Given entries:
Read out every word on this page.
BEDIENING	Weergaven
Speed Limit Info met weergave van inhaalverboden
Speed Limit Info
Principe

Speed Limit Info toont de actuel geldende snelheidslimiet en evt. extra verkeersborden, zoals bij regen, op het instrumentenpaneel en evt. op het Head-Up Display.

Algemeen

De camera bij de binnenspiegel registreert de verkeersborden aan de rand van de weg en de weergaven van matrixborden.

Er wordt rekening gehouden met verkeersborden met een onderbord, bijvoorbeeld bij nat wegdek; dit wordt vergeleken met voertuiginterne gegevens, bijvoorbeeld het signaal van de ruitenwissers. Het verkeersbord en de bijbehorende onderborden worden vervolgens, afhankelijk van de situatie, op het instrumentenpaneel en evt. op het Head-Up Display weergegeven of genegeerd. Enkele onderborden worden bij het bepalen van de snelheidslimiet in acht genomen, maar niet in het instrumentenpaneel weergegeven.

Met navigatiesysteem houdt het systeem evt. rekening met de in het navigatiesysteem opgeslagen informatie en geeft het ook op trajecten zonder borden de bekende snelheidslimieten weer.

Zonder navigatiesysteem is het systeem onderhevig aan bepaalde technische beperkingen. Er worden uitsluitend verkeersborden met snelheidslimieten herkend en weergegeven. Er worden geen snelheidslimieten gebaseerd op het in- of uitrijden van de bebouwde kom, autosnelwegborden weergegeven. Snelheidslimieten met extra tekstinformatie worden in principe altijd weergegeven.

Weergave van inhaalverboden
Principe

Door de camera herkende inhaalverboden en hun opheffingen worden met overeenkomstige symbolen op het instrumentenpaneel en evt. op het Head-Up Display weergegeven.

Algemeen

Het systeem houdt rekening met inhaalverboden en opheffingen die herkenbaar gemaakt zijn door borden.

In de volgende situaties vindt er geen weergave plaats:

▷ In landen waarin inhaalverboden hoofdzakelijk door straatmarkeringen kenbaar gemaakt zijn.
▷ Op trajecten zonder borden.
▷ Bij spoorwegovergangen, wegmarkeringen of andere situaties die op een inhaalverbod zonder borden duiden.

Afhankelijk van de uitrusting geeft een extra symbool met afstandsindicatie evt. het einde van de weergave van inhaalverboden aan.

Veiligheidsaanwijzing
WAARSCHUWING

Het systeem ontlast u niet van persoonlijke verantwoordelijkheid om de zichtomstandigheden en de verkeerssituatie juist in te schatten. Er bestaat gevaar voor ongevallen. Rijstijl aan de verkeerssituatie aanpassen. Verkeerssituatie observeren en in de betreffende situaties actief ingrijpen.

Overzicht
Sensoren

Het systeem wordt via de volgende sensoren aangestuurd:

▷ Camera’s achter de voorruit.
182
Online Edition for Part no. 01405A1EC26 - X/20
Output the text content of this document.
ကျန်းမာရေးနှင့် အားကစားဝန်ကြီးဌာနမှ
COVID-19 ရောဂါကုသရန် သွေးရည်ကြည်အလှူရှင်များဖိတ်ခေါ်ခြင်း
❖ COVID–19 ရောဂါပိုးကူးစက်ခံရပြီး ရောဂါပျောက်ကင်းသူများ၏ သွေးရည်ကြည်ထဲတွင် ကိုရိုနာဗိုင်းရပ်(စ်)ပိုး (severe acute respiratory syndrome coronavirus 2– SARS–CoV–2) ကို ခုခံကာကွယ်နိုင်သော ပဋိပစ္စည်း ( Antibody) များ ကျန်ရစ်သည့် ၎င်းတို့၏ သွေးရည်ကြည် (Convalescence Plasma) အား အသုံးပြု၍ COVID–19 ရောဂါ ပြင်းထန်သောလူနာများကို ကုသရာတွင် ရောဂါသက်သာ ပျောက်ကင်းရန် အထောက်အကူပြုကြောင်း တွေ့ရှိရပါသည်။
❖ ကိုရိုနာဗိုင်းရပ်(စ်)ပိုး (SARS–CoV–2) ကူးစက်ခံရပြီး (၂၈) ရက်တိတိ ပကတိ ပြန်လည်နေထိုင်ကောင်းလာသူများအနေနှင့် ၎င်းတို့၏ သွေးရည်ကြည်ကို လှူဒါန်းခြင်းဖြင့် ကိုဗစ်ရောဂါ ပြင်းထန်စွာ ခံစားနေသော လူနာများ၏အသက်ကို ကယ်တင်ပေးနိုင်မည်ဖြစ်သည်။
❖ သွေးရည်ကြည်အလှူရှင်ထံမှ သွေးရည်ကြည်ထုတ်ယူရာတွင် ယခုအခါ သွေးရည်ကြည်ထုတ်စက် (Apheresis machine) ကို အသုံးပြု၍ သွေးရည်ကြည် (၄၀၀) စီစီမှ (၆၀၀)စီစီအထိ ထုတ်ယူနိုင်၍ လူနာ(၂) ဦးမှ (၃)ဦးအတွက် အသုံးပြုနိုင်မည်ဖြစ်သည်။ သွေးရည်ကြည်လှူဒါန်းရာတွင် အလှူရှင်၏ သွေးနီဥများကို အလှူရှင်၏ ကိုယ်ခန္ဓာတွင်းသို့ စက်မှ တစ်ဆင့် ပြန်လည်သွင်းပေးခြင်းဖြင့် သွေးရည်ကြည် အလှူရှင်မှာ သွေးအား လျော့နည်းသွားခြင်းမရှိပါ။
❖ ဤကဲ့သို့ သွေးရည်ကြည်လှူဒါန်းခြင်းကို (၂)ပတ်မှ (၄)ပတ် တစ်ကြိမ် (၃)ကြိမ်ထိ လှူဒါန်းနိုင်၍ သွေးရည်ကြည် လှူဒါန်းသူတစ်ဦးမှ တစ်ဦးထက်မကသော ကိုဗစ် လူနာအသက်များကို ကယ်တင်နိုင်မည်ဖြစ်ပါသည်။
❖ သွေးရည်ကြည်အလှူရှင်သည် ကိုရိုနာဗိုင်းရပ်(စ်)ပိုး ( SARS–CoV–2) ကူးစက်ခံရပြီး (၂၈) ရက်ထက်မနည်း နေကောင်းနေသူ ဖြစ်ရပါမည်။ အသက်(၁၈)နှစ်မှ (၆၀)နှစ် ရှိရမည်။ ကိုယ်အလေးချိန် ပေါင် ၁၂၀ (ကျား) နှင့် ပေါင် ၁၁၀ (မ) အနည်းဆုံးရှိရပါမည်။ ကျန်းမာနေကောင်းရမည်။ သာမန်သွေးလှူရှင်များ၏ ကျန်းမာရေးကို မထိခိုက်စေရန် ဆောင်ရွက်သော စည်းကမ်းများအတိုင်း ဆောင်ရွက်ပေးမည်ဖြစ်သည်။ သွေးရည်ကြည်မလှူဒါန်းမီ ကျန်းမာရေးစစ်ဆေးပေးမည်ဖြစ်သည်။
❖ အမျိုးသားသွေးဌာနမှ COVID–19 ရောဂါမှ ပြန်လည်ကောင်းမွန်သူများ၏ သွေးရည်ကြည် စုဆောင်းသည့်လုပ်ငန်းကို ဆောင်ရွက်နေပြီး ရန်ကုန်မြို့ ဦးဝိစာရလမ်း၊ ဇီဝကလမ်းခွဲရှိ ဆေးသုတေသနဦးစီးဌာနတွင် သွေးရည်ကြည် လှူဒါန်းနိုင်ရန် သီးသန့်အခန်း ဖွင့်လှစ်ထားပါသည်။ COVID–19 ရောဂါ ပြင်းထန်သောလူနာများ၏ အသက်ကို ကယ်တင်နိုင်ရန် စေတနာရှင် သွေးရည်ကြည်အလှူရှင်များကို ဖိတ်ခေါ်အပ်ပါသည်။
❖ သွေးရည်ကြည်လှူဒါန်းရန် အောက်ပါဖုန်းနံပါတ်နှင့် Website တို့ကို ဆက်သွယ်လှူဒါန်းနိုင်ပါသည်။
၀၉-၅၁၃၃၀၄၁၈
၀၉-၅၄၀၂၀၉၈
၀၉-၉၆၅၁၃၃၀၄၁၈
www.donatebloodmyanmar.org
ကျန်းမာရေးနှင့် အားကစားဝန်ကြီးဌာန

Your goal: In the entries above, find each line with the string "geeft" and copy it.

Result for this task:
Met navigatiesysteem houdt het systeem evt. rekening met de in het navigatiesysteem opgeslagen informatie en geeft het ook op trajecten zonder borden de bekende snelheidslimieten weer.
Afhankelijk van de uitrusting geeft een extra symbool met afstandsindicatie evt. het einde van de weergave van inhaalverboden aan.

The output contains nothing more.